_Task directions_
Look through the material below. Copy each line that contains the string "diversification".

_Record extracts_

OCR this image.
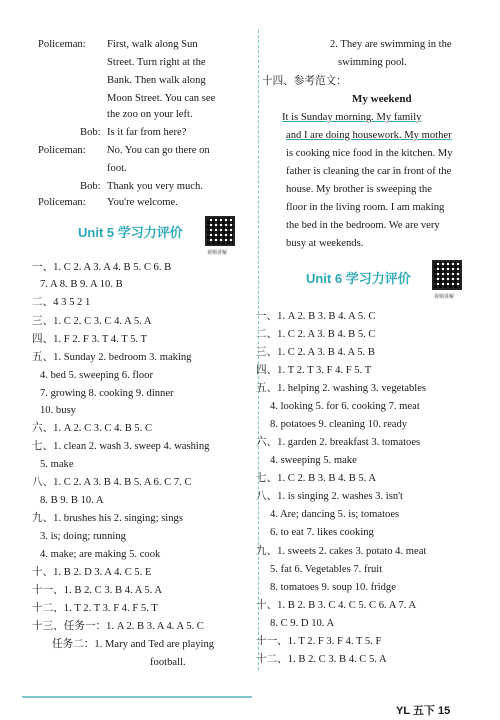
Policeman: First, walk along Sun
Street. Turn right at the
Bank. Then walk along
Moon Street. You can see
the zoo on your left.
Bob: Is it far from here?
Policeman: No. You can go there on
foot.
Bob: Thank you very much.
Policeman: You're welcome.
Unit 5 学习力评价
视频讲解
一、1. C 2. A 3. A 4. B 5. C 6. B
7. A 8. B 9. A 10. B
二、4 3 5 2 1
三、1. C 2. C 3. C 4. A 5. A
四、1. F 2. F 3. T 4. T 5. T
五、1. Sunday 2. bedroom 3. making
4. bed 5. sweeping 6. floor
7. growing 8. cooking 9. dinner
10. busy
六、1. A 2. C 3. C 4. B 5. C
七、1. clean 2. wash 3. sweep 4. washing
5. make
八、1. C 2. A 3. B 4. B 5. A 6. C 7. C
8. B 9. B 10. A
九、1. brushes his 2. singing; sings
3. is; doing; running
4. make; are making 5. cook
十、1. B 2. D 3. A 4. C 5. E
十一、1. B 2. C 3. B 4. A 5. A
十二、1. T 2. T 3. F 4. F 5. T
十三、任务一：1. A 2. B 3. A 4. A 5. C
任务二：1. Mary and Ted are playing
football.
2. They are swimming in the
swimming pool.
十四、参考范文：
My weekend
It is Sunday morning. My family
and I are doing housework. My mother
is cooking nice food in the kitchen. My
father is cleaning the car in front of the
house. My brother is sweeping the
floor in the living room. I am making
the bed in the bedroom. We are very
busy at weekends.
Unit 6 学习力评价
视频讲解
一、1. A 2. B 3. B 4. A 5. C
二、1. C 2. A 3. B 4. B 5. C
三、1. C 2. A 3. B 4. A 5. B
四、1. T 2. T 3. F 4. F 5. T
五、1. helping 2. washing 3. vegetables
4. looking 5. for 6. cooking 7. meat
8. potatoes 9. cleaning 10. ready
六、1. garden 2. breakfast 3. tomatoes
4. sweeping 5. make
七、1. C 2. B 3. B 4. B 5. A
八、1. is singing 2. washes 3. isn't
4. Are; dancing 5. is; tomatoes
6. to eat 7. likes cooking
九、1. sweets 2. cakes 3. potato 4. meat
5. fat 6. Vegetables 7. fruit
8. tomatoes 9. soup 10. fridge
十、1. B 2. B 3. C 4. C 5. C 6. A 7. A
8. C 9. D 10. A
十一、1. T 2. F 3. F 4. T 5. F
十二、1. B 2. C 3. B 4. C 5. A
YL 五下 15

...

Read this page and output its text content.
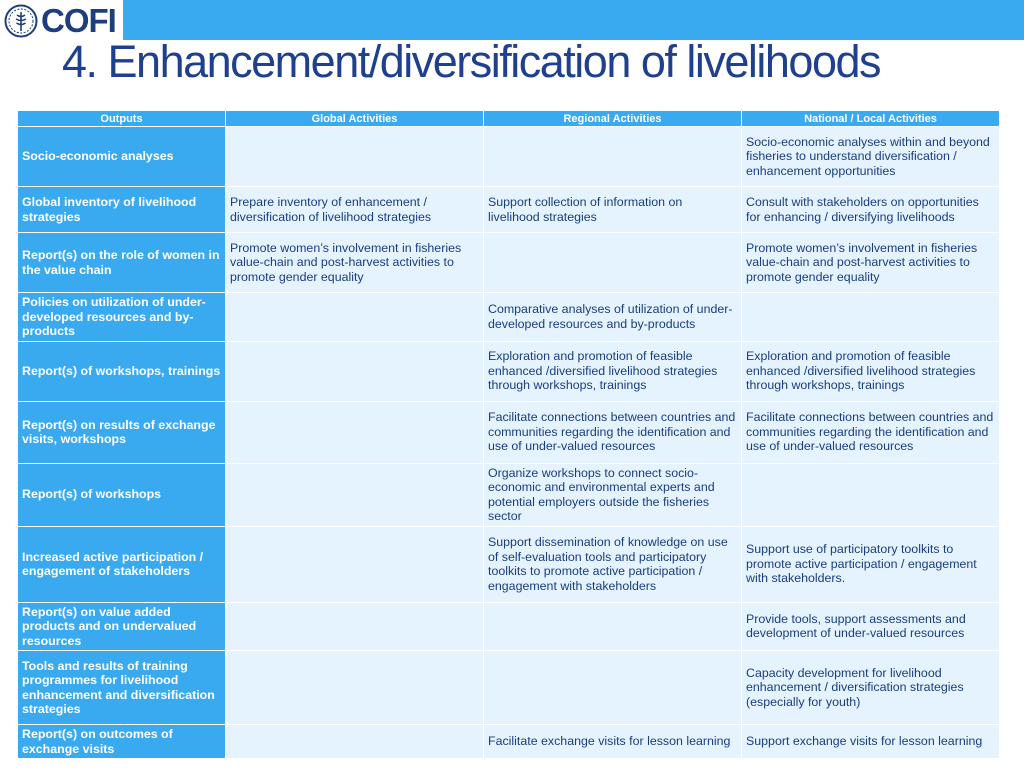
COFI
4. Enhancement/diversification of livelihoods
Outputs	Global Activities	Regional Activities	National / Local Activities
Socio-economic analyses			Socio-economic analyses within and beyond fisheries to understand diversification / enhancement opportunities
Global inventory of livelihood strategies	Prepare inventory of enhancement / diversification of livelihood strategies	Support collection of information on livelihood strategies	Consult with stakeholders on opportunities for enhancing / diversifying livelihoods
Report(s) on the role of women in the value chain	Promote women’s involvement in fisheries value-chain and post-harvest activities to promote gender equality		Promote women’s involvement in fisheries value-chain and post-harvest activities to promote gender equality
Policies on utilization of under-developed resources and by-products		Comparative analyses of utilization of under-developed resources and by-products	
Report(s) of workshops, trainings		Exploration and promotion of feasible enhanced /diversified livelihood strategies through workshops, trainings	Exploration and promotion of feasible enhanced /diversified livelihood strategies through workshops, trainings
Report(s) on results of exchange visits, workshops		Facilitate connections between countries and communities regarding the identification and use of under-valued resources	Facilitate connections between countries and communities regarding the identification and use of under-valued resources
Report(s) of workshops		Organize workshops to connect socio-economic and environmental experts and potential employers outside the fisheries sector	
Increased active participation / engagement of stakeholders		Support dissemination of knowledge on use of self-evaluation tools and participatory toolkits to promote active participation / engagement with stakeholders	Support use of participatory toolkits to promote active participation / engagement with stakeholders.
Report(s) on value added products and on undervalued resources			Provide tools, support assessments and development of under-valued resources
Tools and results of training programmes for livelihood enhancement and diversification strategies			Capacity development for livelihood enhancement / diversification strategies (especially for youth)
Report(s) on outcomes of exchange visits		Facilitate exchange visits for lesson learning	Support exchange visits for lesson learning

_Problem solution_
4. Enhancement/diversification of livelihoods
Socio-economic analyses			Socio-economic analyses within and beyond fisheries to understand diversification / enhancement opportunities
Global inventory of livelihood strategies	Prepare inventory of enhancement / diversification of livelihood strategies	Support collection of information on livelihood strategies	Consult with stakeholders on opportunities for enhancing / diversifying livelihoods
Tools and results of training programmes for livelihood enhancement and diversification strategies			Capacity development for livelihood enhancement / diversification strategies (especially for youth)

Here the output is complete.